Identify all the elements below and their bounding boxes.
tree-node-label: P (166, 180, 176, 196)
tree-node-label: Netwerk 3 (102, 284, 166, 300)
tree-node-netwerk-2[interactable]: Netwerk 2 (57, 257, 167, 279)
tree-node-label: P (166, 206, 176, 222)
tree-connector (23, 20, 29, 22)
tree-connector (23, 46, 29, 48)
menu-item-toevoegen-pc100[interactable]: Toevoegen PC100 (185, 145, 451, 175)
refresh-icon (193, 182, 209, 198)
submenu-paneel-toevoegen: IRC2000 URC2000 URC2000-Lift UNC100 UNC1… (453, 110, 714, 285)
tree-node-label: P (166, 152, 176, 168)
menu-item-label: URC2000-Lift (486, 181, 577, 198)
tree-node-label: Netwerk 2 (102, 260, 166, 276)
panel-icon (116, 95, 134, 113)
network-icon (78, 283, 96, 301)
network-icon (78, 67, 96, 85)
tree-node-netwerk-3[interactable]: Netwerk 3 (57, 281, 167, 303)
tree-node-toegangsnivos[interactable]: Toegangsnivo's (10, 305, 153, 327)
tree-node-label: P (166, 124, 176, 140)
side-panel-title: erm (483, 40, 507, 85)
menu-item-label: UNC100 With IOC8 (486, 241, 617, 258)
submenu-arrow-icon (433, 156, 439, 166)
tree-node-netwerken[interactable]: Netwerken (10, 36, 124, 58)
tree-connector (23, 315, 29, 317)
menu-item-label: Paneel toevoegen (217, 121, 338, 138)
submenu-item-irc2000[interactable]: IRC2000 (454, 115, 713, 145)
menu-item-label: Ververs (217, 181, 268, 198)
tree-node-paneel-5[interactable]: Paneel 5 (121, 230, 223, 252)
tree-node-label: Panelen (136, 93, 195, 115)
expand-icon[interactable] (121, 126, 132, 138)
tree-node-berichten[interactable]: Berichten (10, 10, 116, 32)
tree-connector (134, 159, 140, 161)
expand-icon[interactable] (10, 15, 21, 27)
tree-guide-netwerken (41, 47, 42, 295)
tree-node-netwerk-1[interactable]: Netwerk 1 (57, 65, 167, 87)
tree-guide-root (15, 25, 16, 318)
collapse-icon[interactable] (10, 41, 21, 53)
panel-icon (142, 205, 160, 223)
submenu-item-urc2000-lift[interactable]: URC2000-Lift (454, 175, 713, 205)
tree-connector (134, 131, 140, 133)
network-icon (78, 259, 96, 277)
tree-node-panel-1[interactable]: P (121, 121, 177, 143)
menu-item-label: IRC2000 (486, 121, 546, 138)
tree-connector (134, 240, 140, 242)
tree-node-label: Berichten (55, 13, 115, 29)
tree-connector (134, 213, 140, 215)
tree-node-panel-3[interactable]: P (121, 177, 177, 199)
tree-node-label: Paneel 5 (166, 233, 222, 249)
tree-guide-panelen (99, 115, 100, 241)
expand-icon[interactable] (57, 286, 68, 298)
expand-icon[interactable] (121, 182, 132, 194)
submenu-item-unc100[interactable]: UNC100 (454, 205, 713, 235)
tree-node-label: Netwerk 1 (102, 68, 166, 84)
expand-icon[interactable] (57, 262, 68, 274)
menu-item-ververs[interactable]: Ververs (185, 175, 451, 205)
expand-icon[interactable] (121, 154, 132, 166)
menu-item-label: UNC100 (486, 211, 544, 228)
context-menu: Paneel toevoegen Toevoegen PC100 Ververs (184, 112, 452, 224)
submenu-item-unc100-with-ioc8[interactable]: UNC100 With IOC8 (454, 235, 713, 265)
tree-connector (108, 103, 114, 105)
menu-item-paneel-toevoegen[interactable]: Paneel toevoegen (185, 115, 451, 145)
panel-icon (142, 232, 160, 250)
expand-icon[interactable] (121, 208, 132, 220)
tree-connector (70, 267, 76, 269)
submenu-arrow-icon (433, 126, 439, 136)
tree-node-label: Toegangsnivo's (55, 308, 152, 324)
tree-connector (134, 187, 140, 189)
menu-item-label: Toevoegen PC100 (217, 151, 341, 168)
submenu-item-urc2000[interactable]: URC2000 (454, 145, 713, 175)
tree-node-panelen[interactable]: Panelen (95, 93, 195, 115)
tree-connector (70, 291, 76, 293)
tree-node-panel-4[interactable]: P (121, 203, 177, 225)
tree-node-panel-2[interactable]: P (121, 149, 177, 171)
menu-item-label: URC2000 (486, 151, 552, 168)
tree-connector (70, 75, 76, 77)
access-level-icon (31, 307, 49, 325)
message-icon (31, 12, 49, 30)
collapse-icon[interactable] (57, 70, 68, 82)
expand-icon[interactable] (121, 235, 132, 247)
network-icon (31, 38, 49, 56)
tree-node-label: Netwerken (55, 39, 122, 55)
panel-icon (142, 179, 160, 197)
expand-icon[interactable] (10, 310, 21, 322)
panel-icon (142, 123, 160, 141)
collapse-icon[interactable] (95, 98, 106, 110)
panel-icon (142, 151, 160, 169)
════════════════════
Aim: Rewrite all of the records above as a Markdown table with the columns "Row" and "Line", giving each non-blank line its own numbered row and leaving out blank lines.

Right answer:
| Row | Line |
|---|---|
| 1 | Identify all the elements below and their bounding boxes. |
| 2 | tree-node-label: P (166, 180, 176, 196) |
| 3 | tree-node-label: Netwerk 3 (102, 284, 166, 300) |
| 4 | tree-node-netwerk-2[interactable]: Netwerk 2 (57, 257, 167, 279) |
| 5 | tree-node-label: P (166, 206, 176, 222) |
| 6 | tree-connector (23, 20, 29, 22) |
| 7 | tree-connector (23, 46, 29, 48) |
| 8 | menu-item-toevoegen-pc100[interactable]: Toevoegen PC100 (185, 145, 451, 175) |
| 9 | refresh-icon (193, 182, 209, 198) |
| 10 | submenu-paneel-toevoegen: IRC2000 URC2000 URC2000-Lift UNC100 UNC1… (453, 110, 714, 285) |
| 11 | tree-node-label: P (166, 152, 176, 168) |
| 12 | menu-item-label: URC2000-Lift (486, 181, 577, 198) |
| 13 | tree-node-label: Netwerk 2 (102, 260, 166, 276) |
| 14 | panel-icon (116, 95, 134, 113) |
| 15 | network-icon (78, 283, 96, 301) |
| 16 | network-icon (78, 67, 96, 85) |
| 17 | tree-node-netwerk-3[interactable]: Netwerk 3 (57, 281, 167, 303) |
| 18 | tree-node-toegangsnivos[interactable]: Toegangsnivo's (10, 305, 153, 327) |
| 19 | tree-node-label: P (166, 124, 176, 140) |
| 20 | side-panel-title: erm (483, 40, 507, 85) |
| 21 | menu-item-label: UNC100 With IOC8 (486, 241, 617, 258) |
| 22 | submenu-arrow-icon (433, 156, 439, 166) |
| 23 | tree-node-netwerken[interactable]: Netwerken (10, 36, 124, 58) |
| 24 | tree-connector (23, 315, 29, 317) |
| 25 | menu-item-label: Paneel toevoegen (217, 121, 338, 138) |
| 26 | submenu-item-irc2000[interactable]: IRC2000 (454, 115, 713, 145) |
| 27 | menu-item-label: Ververs (217, 181, 268, 198) |
| 28 | tree-node-paneel-5[interactable]: Paneel 5 (121, 230, 223, 252) |
| 29 | tree-node-label: Panelen (136, 93, 195, 115) |
| 30 | expand-icon[interactable] (121, 126, 132, 138) |
| 31 | tree-node-berichten[interactable]: Berichten (10, 10, 116, 32) |
| 32 | tree-connector (134, 159, 140, 161) |
| 33 | expand-icon[interactable] (10, 15, 21, 27) |
| 34 | tree-guide-netwerken (41, 47, 42, 295) |
| 35 | tree-node-netwerk-1[interactable]: Netwerk 1 (57, 65, 167, 87) |
| 36 | tree-guide-root (15, 25, 16, 318) |
| 37 | collapse-icon[interactable] (10, 41, 21, 53) |
| 38 | panel-icon (142, 205, 160, 223) |
| 39 | submenu-item-urc2000-lift[interactable]: URC2000-Lift (454, 175, 713, 205) |
| 40 | tree-connector (134, 131, 140, 133) |
| 41 | network-icon (78, 259, 96, 277) |
| 42 | tree-node-panel-1[interactable]: P (121, 121, 177, 143) |
| 43 | menu-item-label: IRC2000 (486, 121, 546, 138) |
| 44 | tree-connector (134, 240, 140, 242) |
| 45 | tree-node-label: Berichten (55, 13, 115, 29) |
| 46 | tree-connector (134, 213, 140, 215) |
| 47 | tree-node-panel-3[interactable]: P (121, 177, 177, 199) |
| 48 | tree-node-label: Paneel 5 (166, 233, 222, 249) |
| 49 | tree-guide-panelen (99, 115, 100, 241) |
| 50 | expand-icon[interactable] (57, 286, 68, 298) |
| 51 | expand-icon[interactable] (121, 182, 132, 194) |
| 52 | submenu-item-unc100[interactable]: UNC100 (454, 205, 713, 235) |
| 53 | tree-node-label: Netwerk 1 (102, 68, 166, 84) |
| 54 | expand-icon[interactable] (57, 262, 68, 274) |
| 55 | menu-item-ververs[interactable]: Ververs (185, 175, 451, 205) |
| 56 | expand-icon[interactable] (121, 154, 132, 166) |
| 57 | menu-item-label: UNC100 (486, 211, 544, 228) |
| 58 | context-menu: Paneel toevoegen Toevoegen PC100 Ververs (184, 112, 452, 224) |
| 59 | submenu-item-unc100-with-ioc8[interactable]: UNC100 With IOC8 (454, 235, 713, 265) |
| 60 | tree-connector (108, 103, 114, 105) |
| 61 | menu-item-paneel-toevoegen[interactable]: Paneel toevoegen (185, 115, 451, 145) |
| 62 | panel-icon (142, 232, 160, 250) |
| 63 | expand-icon[interactable] (121, 208, 132, 220) |
| 64 | tree-connector (70, 267, 76, 269) |
| 65 | submenu-arrow-icon (433, 126, 439, 136) |
| 66 | tree-node-label: Toegangsnivo's (55, 308, 152, 324) |
| 67 | tree-connector (134, 187, 140, 189) |
| 68 | menu-item-label: Toevoegen PC100 (217, 151, 341, 168) |
| 69 | submenu-item-urc2000[interactable]: URC2000 (454, 145, 713, 175) |
| 70 | tree-node-panelen[interactable]: Panelen (95, 93, 195, 115) |
| 71 | tree-connector (70, 291, 76, 293) |
| 72 | tree-node-panel-4[interactable]: P (121, 203, 177, 225) |
| 73 | tree-node-panel-2[interactable]: P (121, 149, 177, 171) |
| 74 | menu-item-label: URC2000 (486, 151, 552, 168) |
| 75 | tree-connector (70, 75, 76, 77) |
| 76 | access-level-icon (31, 307, 49, 325) |
| 77 | message-icon (31, 12, 49, 30) |
| 78 | collapse-icon[interactable] (57, 70, 68, 82) |
| 79 | expand-icon[interactable] (121, 235, 132, 247) |
| 80 | network-icon (31, 38, 49, 56) |
| 81 | tree-node-label: Netwerken (55, 39, 122, 55) |
| 82 | panel-icon (142, 179, 160, 197) |
| 83 | expand-icon[interactable] (10, 310, 21, 322) |
| 84 | panel-icon (142, 123, 160, 141) |
| 85 | collapse-icon[interactable] (95, 98, 106, 110) |
| 86 | panel-icon (142, 151, 160, 169) |